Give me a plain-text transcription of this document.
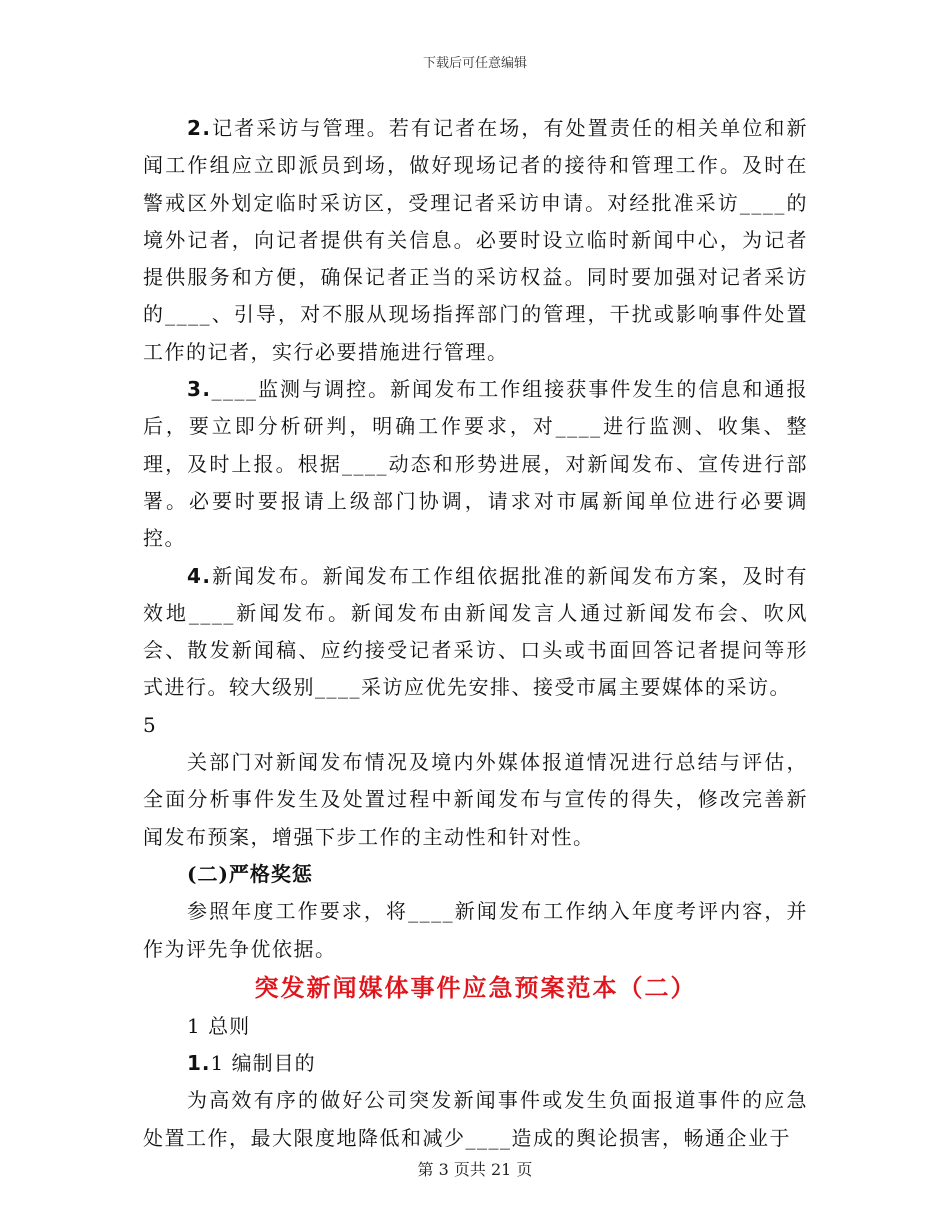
下载后可任意编辑

2.记者采访与管理。若有记者在场，有处置责任的相关单位和新闻工作组应立即派员到场，做好现场记者的接待和管理工作。及时在警戒区外划定临时采访区，受理记者采访申请。对经批准采访____的境外记者，向记者提供有关信息。必要时设立临时新闻中心，为记者提供服务和方便，确保记者正当的采访权益。同时要加强对记者采访的____、引导，对不服从现场指挥部门的管理，干扰或影响事件处置工作的记者，实行必要措施进行管理。

3.____监测与调控。新闻发布工作组接获事件发生的信息和通报后，要立即分析研判，明确工作要求，对____进行监测、收集、整理，及时上报。根据____动态和形势进展，对新闻发布、宣传进行部署。必要时要报请上级部门协调，请求对市属新闻单位进行必要调控。

4.新闻发布。新闻发布工作组依据批准的新闻发布方案，及时有效地____新闻发布。新闻发布由新闻发言人通过新闻发布会、吹风会、散发新闻稿、应约接受记者采访、口头或书面回答记者提问等形式进行。较大级别____采访应优先安排、接受市属主要媒体的采访。

5

关部门对新闻发布情况及境内外媒体报道情况进行总结与评估，全面分析事件发生及处置过程中新闻发布与宣传的得失，修改完善新闻发布预案，增强下步工作的主动性和针对性。

(二)严格奖惩

参照年度工作要求，将____新闻发布工作纳入年度考评内容，并作为评先争优依据。

突发新闻媒体事件应急预案范本（二）

1 总则

1.1 编制目的

为高效有序的做好公司突发新闻事件或发生负面报道事件的应急处置工作，最大限度地降低和减少____造成的舆论损害，畅通企业于

第 3 页共 21 页
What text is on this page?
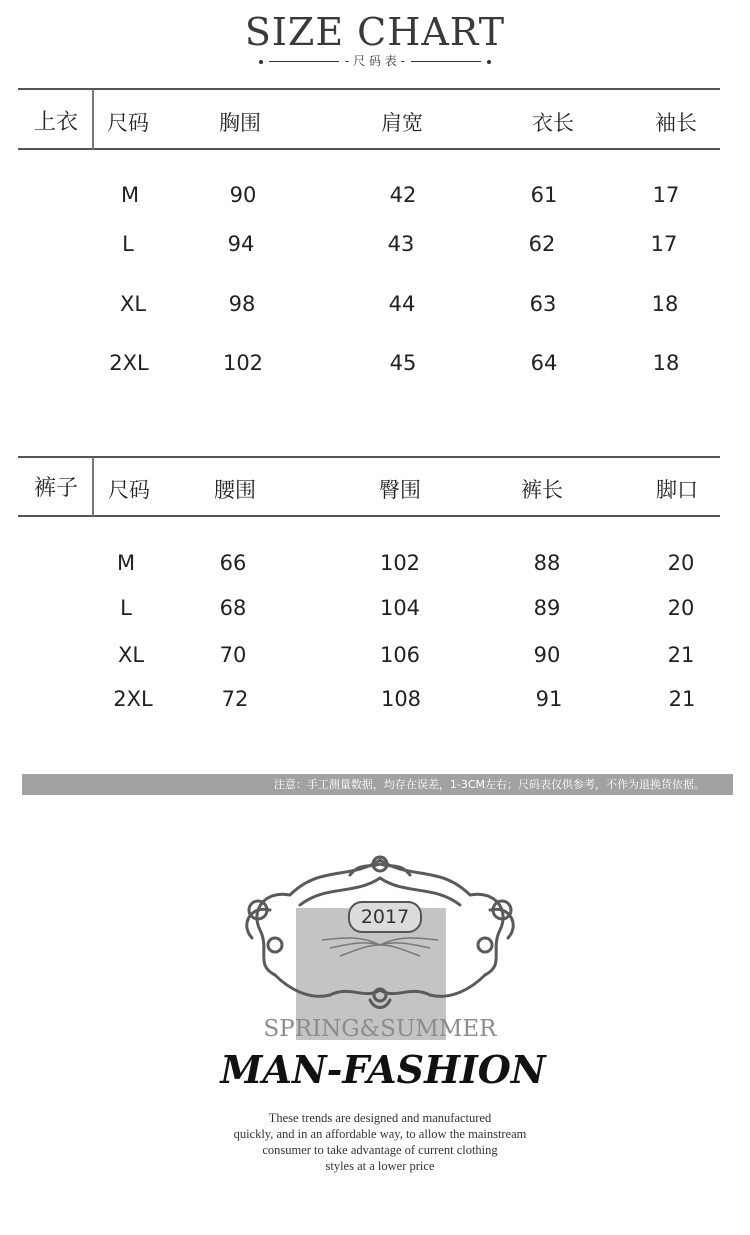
SIZE CHART
- 尺 码 表 -
上衣	尺码	胸围	肩宽	衣长	袖长
M	90	42	61	17
L	94	43	62	17
XL	98	44	63	18
2XL	102	45	64	18
裤子	尺码	腰围	臀围	裤长	脚口
M	66	102	88	20
L	68	104	89	20
XL	70	106	90	21
2XL	72	108	91	21
注意：手工测量数据，均存在误差，1-3CM左右；尺码表仅供参考，不作为退换货依据。
2017
SPRING&SUMMER
MAN-FASHION
These trends are designed and manufactured
quickly, and in an affordable way, to allow the mainstream
consumer to take advantage of current clothing
styles at a lower price
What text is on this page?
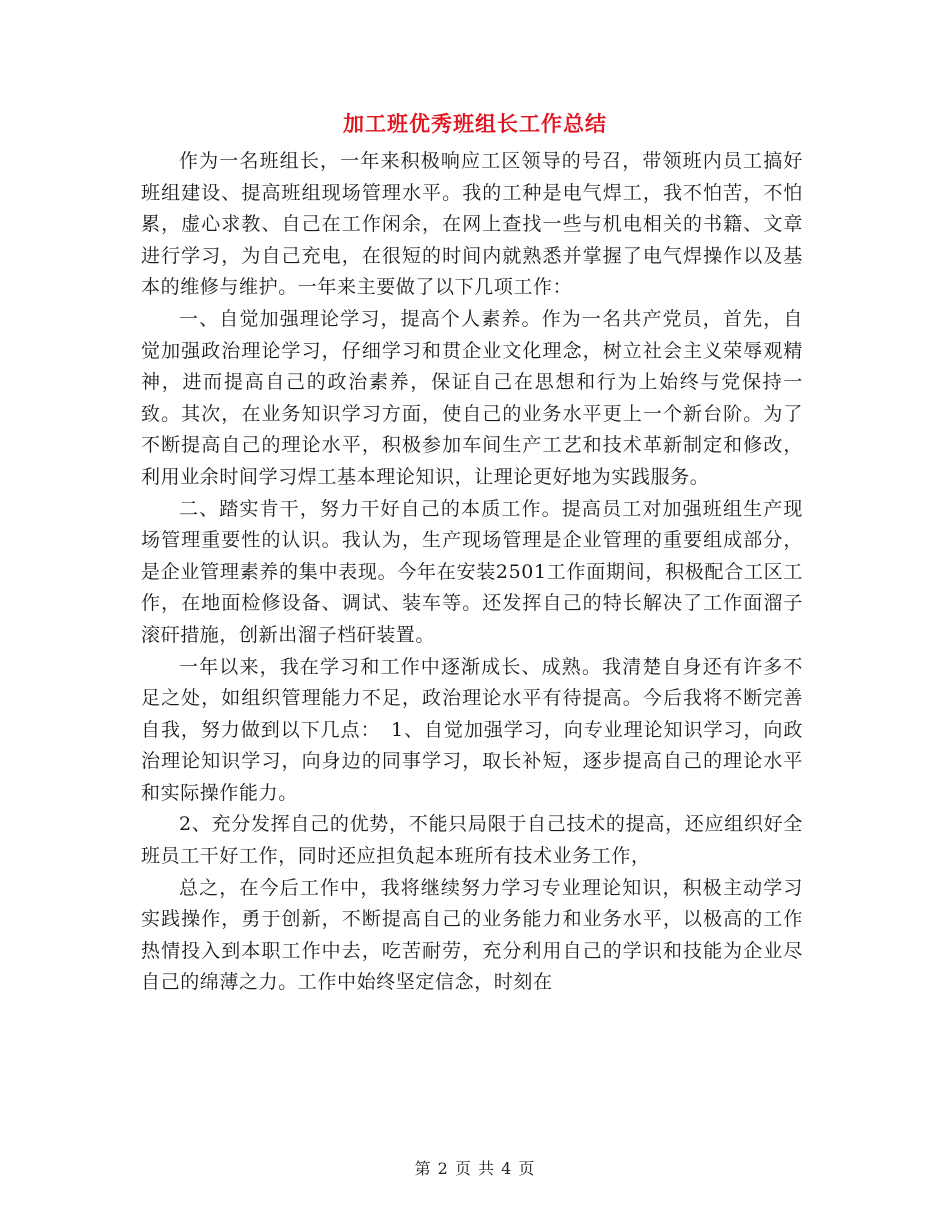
加工班优秀班组长工作总结

作为一名班组长，一年来积极响应工区领导的号召，带领班内员工搞好班组建设、提高班组现场管理水平。我的工种是电气焊工，我不怕苦，不怕累，虚心求教、自己在工作闲余，在网上查找一些与机电相关的书籍、文章进行学习，为自己充电，在很短的时间内就熟悉并掌握了电气焊操作以及基本的维修与维护。一年来主要做了以下几项工作：

一、自觉加强理论学习，提高个人素养。作为一名共产党员，首先，自觉加强政治理论学习，仔细学习和贯企业文化理念，树立社会主义荣辱观精神，进而提高自己的政治素养，保证自己在思想和行为上始终与党保持一致。其次，在业务知识学习方面，使自己的业务水平更上一个新台阶。为了不断提高自己的理论水平，积极参加车间生产工艺和技术革新制定和修改，利用业余时间学习焊工基本理论知识，让理论更好地为实践服务。

二、踏实肯干，努力干好自己的本质工作。提高员工对加强班组生产现场管理重要性的认识。我认为，生产现场管理是企业管理的重要组成部分，是企业管理素养的集中表现。今年在安装2501工作面期间，积极配合工区工作，在地面检修设备、调试、装车等。还发挥自己的特长解决了工作面溜子滚矸措施，创新出溜子档矸装置。

一年以来，我在学习和工作中逐渐成长、成熟。我清楚自身还有许多不足之处，如组织管理能力不足，政治理论水平有待提高。今后我将不断完善自我，努力做到以下几点：　1、自觉加强学习，向专业理论知识学习，向政治理论知识学习，向身边的同事学习，取长补短，逐步提高自己的理论水平和实际操作能力。

2、充分发挥自己的优势，不能只局限于自己技术的提高，还应组织好全班员工干好工作，同时还应担负起本班所有技术业务工作，

总之，在今后工作中，我将继续努力学习专业理论知识，积极主动学习实践操作，勇于创新，不断提高自己的业务能力和业务水平，以极高的工作热情投入到本职工作中去，吃苦耐劳，充分利用自己的学识和技能为企业尽自己的绵薄之力。工作中始终坚定信念，时刻在

第 2 页 共 4 页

*What is needed*
Copy every line of the data word for word, omitting the images.

*Response*
Give me a plain-text transcription of this document.
下载后可任意编辑

2.记者采访与管理。若有记者在场，有处置责任的相关单位和新闻工作组应立即派员到场，做好现场记者的接待和管理工作。及时在警戒区外划定临时采访区，受理记者采访申请。对经批准采访____的境外记者，向记者提供有关信息。必要时设立临时新闻中心，为记者提供服务和方便，确保记者正当的采访权益。同时要加强对记者采访的____、引导，对不服从现场指挥部门的管理，干扰或影响事件处置工作的记者，实行必要措施进行管理。

3.____监测与调控。新闻发布工作组接获事件发生的信息和通报后，要立即分析研判，明确工作要求，对____进行监测、收集、整理，及时上报。根据____动态和形势进展，对新闻发布、宣传进行部署。必要时要报请上级部门协调，请求对市属新闻单位进行必要调控。

4.新闻发布。新闻发布工作组依据批准的新闻发布方案，及时有效地____新闻发布。新闻发布由新闻发言人通过新闻发布会、吹风会、散发新闻稿、应约接受记者采访、口头或书面回答记者提问等形式进行。较大级别____采访应优先安排、接受市属主要媒体的采访。

5

关部门对新闻发布情况及境内外媒体报道情况进行总结与评估，全面分析事件发生及处置过程中新闻发布与宣传的得失，修改完善新闻发布预案，增强下步工作的主动性和针对性。

(二)严格奖惩

参照年度工作要求，将____新闻发布工作纳入年度考评内容，并作为评先争优依据。

突发新闻媒体事件应急预案范本（二）

1 总则

1.1 编制目的

为高效有序的做好公司突发新闻事件或发生负面报道事件的应急处置工作，最大限度地降低和减少____造成的舆论损害，畅通企业于

第 3 页共 21 页
What text is on this page?
SIZE CHART
- 尺 码 表 -
上衣	尺码	胸围	肩宽	衣长	袖长
M	90	42	61	17
L	94	43	62	17
XL	98	44	63	18
2XL	102	45	64	18
裤子	尺码	腰围	臀围	裤长	脚口
M	66	102	88	20
L	68	104	89	20
XL	70	106	90	21
2XL	72	108	91	21
注意：手工测量数据，均存在误差，1-3CM左右；尺码表仅供参考，不作为退换货依据。
2017
SPRING&SUMMER
MAN-FASHION
These trends are designed and manufactured
quickly, and in an affordable way, to allow the mainstream
consumer to take advantage of current clothing
styles at a lower price
What text is on this page?
加工班优秀班组长工作总结

作为一名班组长，一年来积极响应工区领导的号召，带领班内员工搞好班组建设、提高班组现场管理水平。我的工种是电气焊工，我不怕苦，不怕累，虚心求教、自己在工作闲余，在网上查找一些与机电相关的书籍、文章进行学习，为自己充电，在很短的时间内就熟悉并掌握了电气焊操作以及基本的维修与维护。一年来主要做了以下几项工作：

一、自觉加强理论学习，提高个人素养。作为一名共产党员，首先，自觉加强政治理论学习，仔细学习和贯企业文化理念，树立社会主义荣辱观精神，进而提高自己的政治素养，保证自己在思想和行为上始终与党保持一致。其次，在业务知识学习方面，使自己的业务水平更上一个新台阶。为了不断提高自己的理论水平，积极参加车间生产工艺和技术革新制定和修改，利用业余时间学习焊工基本理论知识，让理论更好地为实践服务。

二、踏实肯干，努力干好自己的本质工作。提高员工对加强班组生产现场管理重要性的认识。我认为，生产现场管理是企业管理的重要组成部分，是企业管理素养的集中表现。今年在安装2501工作面期间，积极配合工区工作，在地面检修设备、调试、装车等。还发挥自己的特长解决了工作面溜子滚矸措施，创新出溜子档矸装置。

一年以来，我在学习和工作中逐渐成长、成熟。我清楚自身还有许多不足之处，如组织管理能力不足，政治理论水平有待提高。今后我将不断完善自我，努力做到以下几点：　1、自觉加强学习，向专业理论知识学习，向政治理论知识学习，向身边的同事学习，取长补短，逐步提高自己的理论水平和实际操作能力。

2、充分发挥自己的优势，不能只局限于自己技术的提高，还应组织好全班员工干好工作，同时还应担负起本班所有技术业务工作，

总之，在今后工作中，我将继续努力学习专业理论知识，积极主动学习实践操作，勇于创新，不断提高自己的业务能力和业务水平，以极高的工作热情投入到本职工作中去，吃苦耐劳，充分利用自己的学识和技能为企业尽自己的绵薄之力。工作中始终坚定信念，时刻在

第 2 页 共 4 页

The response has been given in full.